* [Given problem]: Pull out every line below that holds the word "DATAy".

BEGIN Given entries

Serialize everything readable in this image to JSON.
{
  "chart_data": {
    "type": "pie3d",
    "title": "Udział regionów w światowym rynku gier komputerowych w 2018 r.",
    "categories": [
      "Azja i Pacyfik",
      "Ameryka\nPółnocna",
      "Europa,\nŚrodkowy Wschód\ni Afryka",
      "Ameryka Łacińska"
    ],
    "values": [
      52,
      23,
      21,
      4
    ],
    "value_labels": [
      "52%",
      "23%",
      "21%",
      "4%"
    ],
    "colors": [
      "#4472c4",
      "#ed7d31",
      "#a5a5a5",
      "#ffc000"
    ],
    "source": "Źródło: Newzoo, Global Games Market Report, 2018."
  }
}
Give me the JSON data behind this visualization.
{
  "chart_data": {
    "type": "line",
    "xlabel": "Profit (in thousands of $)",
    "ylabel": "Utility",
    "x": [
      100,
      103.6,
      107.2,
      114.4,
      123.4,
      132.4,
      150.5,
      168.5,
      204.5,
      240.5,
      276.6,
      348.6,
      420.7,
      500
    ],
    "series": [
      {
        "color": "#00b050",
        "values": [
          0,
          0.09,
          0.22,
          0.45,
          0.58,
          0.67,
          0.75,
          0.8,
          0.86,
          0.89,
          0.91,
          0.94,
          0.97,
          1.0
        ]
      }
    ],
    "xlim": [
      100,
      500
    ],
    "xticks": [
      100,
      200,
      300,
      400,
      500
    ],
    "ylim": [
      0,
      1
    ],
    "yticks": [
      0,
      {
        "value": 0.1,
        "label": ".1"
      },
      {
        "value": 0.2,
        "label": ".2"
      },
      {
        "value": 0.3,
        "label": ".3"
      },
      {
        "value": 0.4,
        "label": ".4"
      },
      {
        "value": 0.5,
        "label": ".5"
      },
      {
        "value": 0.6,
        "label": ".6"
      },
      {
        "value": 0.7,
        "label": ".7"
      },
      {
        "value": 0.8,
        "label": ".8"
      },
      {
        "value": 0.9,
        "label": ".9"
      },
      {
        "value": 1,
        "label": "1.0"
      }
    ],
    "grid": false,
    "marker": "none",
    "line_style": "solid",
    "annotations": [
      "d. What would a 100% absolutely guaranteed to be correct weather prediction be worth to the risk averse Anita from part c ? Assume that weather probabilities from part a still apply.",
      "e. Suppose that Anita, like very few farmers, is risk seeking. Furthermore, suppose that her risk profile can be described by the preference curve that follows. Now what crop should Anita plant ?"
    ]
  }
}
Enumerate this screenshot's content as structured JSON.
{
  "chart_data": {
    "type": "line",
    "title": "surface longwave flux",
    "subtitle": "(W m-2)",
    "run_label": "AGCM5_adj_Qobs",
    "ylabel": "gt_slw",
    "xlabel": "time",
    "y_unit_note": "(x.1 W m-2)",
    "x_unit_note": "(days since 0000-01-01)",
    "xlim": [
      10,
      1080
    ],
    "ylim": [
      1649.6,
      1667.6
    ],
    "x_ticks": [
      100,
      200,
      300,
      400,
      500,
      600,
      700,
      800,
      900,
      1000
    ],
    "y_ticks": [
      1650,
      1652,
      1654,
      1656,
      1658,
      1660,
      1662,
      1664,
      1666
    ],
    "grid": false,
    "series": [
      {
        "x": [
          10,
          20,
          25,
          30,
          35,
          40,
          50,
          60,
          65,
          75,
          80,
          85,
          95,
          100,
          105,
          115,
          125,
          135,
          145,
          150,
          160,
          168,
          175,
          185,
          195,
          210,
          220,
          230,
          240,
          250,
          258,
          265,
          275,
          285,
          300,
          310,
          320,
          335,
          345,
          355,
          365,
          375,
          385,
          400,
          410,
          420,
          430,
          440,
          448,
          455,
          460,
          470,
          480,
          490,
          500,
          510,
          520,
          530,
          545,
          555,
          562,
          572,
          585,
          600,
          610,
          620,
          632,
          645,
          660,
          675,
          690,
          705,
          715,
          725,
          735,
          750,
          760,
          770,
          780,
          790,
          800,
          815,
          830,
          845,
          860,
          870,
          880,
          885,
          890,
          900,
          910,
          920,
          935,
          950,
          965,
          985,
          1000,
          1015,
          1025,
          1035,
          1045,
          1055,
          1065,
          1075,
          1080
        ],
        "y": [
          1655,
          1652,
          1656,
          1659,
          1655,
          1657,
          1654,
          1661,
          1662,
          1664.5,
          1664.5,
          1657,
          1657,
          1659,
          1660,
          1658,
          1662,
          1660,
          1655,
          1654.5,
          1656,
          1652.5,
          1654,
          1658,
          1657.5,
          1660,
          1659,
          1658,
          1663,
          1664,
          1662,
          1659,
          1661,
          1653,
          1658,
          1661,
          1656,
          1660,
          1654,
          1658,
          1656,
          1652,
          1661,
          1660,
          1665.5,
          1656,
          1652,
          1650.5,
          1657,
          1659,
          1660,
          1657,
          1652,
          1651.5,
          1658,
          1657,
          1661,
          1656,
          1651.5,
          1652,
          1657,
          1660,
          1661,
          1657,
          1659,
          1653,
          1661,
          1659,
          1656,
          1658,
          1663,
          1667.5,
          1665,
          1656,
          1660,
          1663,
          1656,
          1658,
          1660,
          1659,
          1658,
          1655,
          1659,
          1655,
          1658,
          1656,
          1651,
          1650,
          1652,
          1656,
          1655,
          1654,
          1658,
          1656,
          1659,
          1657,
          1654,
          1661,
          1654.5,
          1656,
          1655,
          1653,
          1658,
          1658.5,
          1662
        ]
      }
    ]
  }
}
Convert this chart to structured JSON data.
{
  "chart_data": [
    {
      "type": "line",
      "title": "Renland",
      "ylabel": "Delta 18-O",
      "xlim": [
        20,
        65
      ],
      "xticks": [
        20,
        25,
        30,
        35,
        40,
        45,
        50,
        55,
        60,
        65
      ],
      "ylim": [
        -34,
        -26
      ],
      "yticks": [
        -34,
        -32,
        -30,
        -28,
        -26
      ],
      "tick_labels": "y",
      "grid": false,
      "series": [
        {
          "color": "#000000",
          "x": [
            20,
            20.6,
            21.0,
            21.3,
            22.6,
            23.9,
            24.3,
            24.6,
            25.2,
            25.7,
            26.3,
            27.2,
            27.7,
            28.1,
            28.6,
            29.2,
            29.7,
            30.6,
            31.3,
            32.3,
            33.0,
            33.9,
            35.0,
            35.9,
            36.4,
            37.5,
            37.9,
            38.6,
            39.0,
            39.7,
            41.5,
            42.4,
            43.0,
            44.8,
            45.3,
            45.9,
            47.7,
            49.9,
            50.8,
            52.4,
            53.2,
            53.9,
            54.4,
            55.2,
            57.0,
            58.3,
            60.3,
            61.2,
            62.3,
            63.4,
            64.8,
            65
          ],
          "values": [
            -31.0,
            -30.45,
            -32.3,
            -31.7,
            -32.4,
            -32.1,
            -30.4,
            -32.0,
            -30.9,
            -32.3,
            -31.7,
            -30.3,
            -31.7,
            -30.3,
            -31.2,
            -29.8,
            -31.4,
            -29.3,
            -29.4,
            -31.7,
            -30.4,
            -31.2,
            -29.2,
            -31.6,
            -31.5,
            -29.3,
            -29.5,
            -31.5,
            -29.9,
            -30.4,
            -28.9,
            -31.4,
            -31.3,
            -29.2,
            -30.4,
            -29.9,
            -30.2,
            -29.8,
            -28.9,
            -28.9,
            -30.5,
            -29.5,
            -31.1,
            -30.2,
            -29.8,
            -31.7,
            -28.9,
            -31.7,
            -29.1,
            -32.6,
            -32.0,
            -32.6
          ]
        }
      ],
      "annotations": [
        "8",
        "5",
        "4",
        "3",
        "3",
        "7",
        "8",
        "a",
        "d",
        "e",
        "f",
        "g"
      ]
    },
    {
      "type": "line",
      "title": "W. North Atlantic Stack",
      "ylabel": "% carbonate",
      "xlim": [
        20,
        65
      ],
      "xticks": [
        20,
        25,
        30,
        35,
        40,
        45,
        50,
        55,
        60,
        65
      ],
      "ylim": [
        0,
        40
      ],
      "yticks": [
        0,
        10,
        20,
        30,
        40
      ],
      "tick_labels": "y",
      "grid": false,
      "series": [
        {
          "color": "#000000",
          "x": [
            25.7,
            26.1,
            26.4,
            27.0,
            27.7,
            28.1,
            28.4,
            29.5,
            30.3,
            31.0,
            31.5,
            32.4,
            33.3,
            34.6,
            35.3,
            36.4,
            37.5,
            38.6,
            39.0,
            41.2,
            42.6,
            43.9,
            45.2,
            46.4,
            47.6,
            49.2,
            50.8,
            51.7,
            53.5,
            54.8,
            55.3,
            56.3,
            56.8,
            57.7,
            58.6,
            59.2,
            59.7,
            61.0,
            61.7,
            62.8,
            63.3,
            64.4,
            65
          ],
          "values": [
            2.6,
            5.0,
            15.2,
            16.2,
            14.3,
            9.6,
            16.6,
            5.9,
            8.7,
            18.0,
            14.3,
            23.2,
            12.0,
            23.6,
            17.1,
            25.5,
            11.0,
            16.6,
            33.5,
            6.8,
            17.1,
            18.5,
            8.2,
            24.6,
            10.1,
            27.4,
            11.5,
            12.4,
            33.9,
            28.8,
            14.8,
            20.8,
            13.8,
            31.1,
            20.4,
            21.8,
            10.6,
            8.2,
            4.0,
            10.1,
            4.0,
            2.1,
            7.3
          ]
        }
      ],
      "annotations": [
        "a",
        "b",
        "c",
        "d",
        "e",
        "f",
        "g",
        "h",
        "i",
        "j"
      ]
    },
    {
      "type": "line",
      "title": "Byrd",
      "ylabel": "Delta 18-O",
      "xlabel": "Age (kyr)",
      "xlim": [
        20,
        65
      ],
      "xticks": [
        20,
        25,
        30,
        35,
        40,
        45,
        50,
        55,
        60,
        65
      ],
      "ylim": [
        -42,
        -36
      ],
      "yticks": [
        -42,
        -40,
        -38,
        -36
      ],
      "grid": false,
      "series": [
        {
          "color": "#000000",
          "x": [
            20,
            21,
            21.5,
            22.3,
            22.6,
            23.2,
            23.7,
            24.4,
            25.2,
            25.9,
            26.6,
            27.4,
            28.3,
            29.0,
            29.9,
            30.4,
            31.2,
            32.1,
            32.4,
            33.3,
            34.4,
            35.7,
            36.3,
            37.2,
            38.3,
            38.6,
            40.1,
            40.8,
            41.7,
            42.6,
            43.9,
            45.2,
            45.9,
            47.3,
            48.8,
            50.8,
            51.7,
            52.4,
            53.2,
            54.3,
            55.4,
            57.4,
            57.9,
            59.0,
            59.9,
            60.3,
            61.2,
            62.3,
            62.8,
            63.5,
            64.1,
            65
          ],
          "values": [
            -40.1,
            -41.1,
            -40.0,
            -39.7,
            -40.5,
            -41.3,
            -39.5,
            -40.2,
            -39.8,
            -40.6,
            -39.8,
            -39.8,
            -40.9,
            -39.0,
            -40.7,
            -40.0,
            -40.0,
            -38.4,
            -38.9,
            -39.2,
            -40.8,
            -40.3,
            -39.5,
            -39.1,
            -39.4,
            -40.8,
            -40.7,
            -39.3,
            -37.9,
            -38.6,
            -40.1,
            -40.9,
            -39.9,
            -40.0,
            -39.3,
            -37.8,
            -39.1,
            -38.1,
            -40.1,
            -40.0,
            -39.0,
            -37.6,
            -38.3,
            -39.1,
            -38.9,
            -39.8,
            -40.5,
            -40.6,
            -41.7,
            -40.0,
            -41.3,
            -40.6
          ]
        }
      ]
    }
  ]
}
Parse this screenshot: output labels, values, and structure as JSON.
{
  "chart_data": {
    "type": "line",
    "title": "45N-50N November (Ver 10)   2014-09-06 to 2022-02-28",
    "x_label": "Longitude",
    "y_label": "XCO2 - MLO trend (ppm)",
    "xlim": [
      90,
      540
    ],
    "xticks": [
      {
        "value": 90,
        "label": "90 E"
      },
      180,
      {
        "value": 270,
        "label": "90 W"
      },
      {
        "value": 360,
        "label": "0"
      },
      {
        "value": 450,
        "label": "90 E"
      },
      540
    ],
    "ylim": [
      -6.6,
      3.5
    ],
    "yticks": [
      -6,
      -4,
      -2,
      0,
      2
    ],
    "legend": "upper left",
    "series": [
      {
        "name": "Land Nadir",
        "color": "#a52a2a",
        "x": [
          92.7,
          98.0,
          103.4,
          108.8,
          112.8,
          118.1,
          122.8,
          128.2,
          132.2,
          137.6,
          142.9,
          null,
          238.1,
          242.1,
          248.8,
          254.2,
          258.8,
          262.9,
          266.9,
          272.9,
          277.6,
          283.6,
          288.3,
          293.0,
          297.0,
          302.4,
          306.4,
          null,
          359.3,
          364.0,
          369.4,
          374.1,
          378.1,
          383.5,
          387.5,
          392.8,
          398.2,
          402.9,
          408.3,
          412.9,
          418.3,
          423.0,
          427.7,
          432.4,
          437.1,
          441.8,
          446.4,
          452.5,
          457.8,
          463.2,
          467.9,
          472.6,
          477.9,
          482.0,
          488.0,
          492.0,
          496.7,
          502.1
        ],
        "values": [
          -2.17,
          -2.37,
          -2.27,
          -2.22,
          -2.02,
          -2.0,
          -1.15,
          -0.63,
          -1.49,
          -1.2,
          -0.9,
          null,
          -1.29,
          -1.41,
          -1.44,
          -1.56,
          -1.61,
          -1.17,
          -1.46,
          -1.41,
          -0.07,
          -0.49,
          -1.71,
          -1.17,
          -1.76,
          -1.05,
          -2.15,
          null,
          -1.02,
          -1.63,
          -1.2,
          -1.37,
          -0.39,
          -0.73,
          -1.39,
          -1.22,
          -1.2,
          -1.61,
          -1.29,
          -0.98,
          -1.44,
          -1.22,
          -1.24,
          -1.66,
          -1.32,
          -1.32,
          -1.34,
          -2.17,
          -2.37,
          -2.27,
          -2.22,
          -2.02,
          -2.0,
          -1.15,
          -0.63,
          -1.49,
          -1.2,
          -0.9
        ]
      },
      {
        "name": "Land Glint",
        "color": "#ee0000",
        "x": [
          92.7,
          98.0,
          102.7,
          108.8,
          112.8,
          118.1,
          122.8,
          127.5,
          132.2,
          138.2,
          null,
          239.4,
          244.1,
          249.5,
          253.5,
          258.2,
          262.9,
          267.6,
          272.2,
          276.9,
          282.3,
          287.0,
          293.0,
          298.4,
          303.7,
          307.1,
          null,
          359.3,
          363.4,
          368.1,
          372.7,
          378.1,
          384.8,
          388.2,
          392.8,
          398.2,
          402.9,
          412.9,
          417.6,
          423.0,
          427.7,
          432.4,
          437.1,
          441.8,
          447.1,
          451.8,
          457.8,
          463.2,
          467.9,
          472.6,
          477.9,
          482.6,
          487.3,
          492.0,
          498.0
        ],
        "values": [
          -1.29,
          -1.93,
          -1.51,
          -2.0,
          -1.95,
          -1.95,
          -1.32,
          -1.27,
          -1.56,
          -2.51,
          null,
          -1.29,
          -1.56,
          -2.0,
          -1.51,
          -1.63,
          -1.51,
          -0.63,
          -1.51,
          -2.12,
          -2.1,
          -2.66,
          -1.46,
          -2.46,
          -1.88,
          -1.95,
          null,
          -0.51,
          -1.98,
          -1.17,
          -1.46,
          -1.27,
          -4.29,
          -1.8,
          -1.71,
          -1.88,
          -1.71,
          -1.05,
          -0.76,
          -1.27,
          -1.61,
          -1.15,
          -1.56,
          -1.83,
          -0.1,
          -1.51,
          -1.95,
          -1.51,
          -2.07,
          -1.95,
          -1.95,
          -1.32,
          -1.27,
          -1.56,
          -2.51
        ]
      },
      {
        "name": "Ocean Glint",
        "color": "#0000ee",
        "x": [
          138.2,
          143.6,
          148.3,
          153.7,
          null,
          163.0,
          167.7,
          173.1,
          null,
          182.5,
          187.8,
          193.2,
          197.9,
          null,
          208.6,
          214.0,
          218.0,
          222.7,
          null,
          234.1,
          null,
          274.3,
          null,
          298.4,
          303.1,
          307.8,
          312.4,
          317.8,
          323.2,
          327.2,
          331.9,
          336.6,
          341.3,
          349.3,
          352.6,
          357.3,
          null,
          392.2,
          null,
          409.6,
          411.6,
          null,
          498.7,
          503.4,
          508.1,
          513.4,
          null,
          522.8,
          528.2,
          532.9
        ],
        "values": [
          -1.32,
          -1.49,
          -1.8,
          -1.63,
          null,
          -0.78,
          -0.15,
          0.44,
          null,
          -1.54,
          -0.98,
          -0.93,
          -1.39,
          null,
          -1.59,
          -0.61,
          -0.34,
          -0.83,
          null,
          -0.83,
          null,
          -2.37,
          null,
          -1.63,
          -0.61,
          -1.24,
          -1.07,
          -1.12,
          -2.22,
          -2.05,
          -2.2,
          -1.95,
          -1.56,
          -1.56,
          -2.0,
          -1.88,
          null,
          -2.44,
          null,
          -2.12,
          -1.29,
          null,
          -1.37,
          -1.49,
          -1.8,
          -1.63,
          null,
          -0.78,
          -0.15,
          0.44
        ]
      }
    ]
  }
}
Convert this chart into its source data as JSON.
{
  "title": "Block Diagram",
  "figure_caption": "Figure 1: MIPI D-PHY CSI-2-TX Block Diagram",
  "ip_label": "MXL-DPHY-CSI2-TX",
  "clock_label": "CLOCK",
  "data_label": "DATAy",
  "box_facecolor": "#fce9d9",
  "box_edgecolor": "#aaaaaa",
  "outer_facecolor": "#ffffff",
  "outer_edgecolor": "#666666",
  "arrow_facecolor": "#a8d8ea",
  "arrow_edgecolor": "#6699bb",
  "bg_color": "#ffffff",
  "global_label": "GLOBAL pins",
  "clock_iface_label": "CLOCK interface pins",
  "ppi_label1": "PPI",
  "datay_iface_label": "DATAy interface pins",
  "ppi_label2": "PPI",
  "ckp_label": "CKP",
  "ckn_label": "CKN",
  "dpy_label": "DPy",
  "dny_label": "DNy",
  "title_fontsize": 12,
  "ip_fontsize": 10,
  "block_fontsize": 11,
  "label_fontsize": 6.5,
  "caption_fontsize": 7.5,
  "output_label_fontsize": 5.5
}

END Given entries

* [Response to this exercise]:
  "data_label": "DATAy",
  "datay_iface_label": "DATAy interface pins",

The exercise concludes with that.